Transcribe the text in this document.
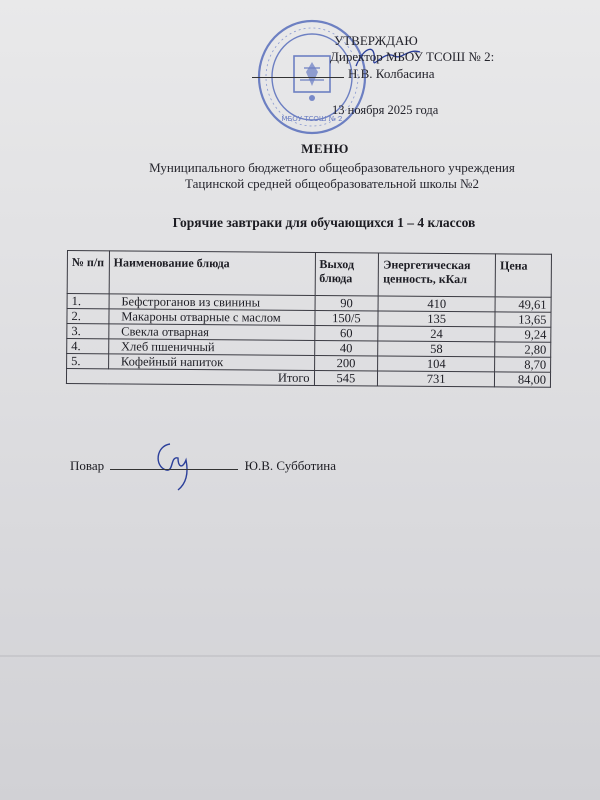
МБОУ ТСОШ № 2
УТВЕРЖДАЮ
Директор МБОУ ТСОШ № 2:
Н.В. Колбасина
13 ноября 2025 года
МЕНЮ
Муниципального бюджетного общеобразовательного учреждения
Тацинской средней общеобразовательной школы №2
Горячие завтраки для обучающихся 1 – 4 классов
№ п/п	Наименование блюда	Выход блюда	Энергетическая ценность, кКал	Цена
1.	Бефстроганов из свинины	90	410	49,61
2.	Макароны отварные с маслом	150/5	135	13,65
3.	Свекла отварная	60	24	9,24
4.	Хлеб пшеничный	40	58	2,80
5.	Кофейный напиток	200	104	8,70
Итого		545	731	84,00
Повар	Ю.В. Субботина
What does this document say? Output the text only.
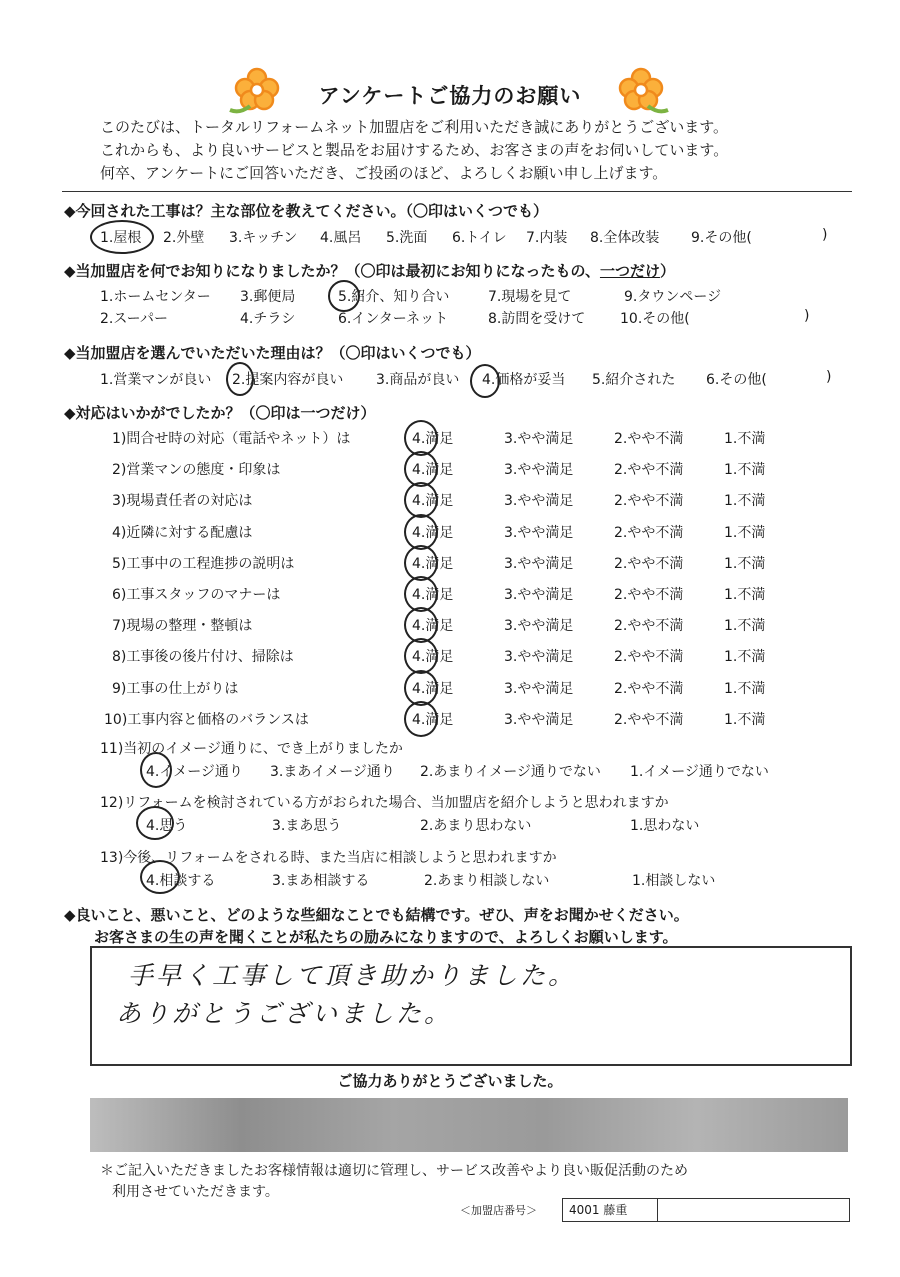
アンケートご協力のお願い
このたびは、トータルリフォームネット加盟店をご利用いただき誠にありがとうございます。
これからも、より良いサービスと製品をお届けするため、お客さまの声をお伺いしています。
何卒、アンケートにご回答いただき、ご投函のほど、よろしくお願い申し上げます。
◆今回された工事は？主な部位を教えてください。（〇印はいくつでも）
1.屋根 2.外壁 3.キッチン 4.風呂 5.洗面 6.トイレ 7.内装 8.全体改装 9.その他(	)
◆当加盟店を何でお知りになりましたか？（〇印は最初にお知りになったもの、一つだけ）
1.ホームセンター 3.郵便局	5.紹介、知り合い	7.現場を見て	9.タウンページ
2.スーパー	4.チラシ	6.インターネット	8.訪問を受けて 10.その他(	)
◆当加盟店を選んでいただいた理由は？（〇印はいくつでも）
1.営業マンが良い 2.提案内容が良い 3.商品が良い 4.価格が妥当 5.紹介された 6.その他(	)
◆対応はいかがでしたか？（〇印は一つだけ）
1)問合せ時の対応（電話やネット）は	4.満足	3.やや満足	2.やや不満	1.不満
2)営業マンの態度・印象は	4.満足	3.やや満足	2.やや不満	1.不満
3)現場責任者の対応は	4.満足	3.やや満足	2.やや不満	1.不満
4)近隣に対する配慮は	4.満足	3.やや満足	2.やや不満	1.不満
5)工事中の工程進捗の説明は	4.満足	3.やや満足	2.やや不満	1.不満
6)工事スタッフのマナーは	4.満足	3.やや満足	2.やや不満	1.不満
7)現場の整理・整頓は	4.満足	3.やや満足	2.やや不満	1.不満
8)工事後の後片付け、掃除は	4.満足	3.やや満足	2.やや不満	1.不満
9)工事の仕上がりは	4.満足	3.やや満足	2.やや不満	1.不満
10)工事内容と価格のバランスは	4.満足	3.やや満足	2.やや不満	1.不満
11)当初のイメージ通りに、でき上がりましたか
4.イメージ通り 3.まあイメージ通り 2.あまりイメージ通りでない 1.イメージ通りでない
12)リフォームを検討されている方がおられた場合、当加盟店を紹介しようと思われますか
4.思う	3.まあ思う	2.あまり思わない	1.思わない
13)今後、リフォームをされる時、また当店に相談しようと思われますか
4.相談する	3.まあ相談する	2.あまり相談しない	1.相談しない
◆良いこと、悪いこと、どのような些細なことでも結構です。ぜひ、声をお聞かせください。
お客さまの生の声を聞くことが私たちの励みになりますので、よろしくお願いします。
手早く工事して頂き助かりました。
ありがとうございました。
ご協力ありがとうございました。
＊ご記入いただきましたお客様情報は適切に管理し、サービス改善やより良い販促活動のため
利用させていただきます。
＜加盟店番号＞	4001 藤重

* * * * * * *

_WORK INSTRUCTIONS_
Make an exact copy of all entries above, dropping the images.

_FINAL RESULT_
Transcribe the text in this document.
МБОУ ТСОШ № 2
УТВЕРЖДАЮ
Директор МБОУ ТСОШ № 2:
Н.В. Колбасина
13 ноября 2025 года
МЕНЮ
Муниципального бюджетного общеобразовательного учреждения
Тацинской средней общеобразовательной школы №2
Горячие завтраки для обучающихся 1 – 4 классов
№ п/п	Наименование блюда	Выход блюда	Энергетическая ценность, кКал	Цена
1.	Бефстроганов из свинины	90	410	49,61
2.	Макароны отварные с маслом	150/5	135	13,65
3.	Свекла отварная	60	24	9,24
4.	Хлеб пшеничный	40	58	2,80
5.	Кофейный напиток	200	104	8,70
Итого		545	731	84,00
Повар	Ю.В. Субботина
What does this document say? Output the text only.
アンケートご協力のお願い
このたびは、トータルリフォームネット加盟店をご利用いただき誠にありがとうございます。
これからも、より良いサービスと製品をお届けするため、お客さまの声をお伺いしています。
何卒、アンケートにご回答いただき、ご投函のほど、よろしくお願い申し上げます。
◆今回された工事は？主な部位を教えてください。（〇印はいくつでも）
1.屋根 2.外壁 3.キッチン 4.風呂 5.洗面 6.トイレ 7.内装 8.全体改装 9.その他(	)
◆当加盟店を何でお知りになりましたか？（〇印は最初にお知りになったもの、一つだけ）
1.ホームセンター 3.郵便局	5.紹介、知り合い	7.現場を見て	9.タウンページ
2.スーパー	4.チラシ	6.インターネット	8.訪問を受けて 10.その他(	)
◆当加盟店を選んでいただいた理由は？（〇印はいくつでも）
1.営業マンが良い 2.提案内容が良い 3.商品が良い 4.価格が妥当 5.紹介された 6.その他(	)
◆対応はいかがでしたか？（〇印は一つだけ）
1)問合せ時の対応（電話やネット）は	4.満足	3.やや満足	2.やや不満	1.不満
2)営業マンの態度・印象は	4.満足	3.やや満足	2.やや不満	1.不満
3)現場責任者の対応は	4.満足	3.やや満足	2.やや不満	1.不満
4)近隣に対する配慮は	4.満足	3.やや満足	2.やや不満	1.不満
5)工事中の工程進捗の説明は	4.満足	3.やや満足	2.やや不満	1.不満
6)工事スタッフのマナーは	4.満足	3.やや満足	2.やや不満	1.不満
7)現場の整理・整頓は	4.満足	3.やや満足	2.やや不満	1.不満
8)工事後の後片付け、掃除は	4.満足	3.やや満足	2.やや不満	1.不満
9)工事の仕上がりは	4.満足	3.やや満足	2.やや不満	1.不満
10)工事内容と価格のバランスは	4.満足	3.やや満足	2.やや不満	1.不満
11)当初のイメージ通りに、でき上がりましたか
4.イメージ通り 3.まあイメージ通り 2.あまりイメージ通りでない 1.イメージ通りでない
12)リフォームを検討されている方がおられた場合、当加盟店を紹介しようと思われますか
4.思う	3.まあ思う	2.あまり思わない	1.思わない
13)今後、リフォームをされる時、また当店に相談しようと思われますか
4.相談する	3.まあ相談する	2.あまり相談しない	1.相談しない
◆良いこと、悪いこと、どのような些細なことでも結構です。ぜひ、声をお聞かせください。
お客さまの生の声を聞くことが私たちの励みになりますので、よろしくお願いします。
手早く工事して頂き助かりました。
ありがとうございました。
ご協力ありがとうございました。
＊ご記入いただきましたお客様情報は適切に管理し、サービス改善やより良い販促活動のため
利用させていただきます。
＜加盟店番号＞	4001 藤重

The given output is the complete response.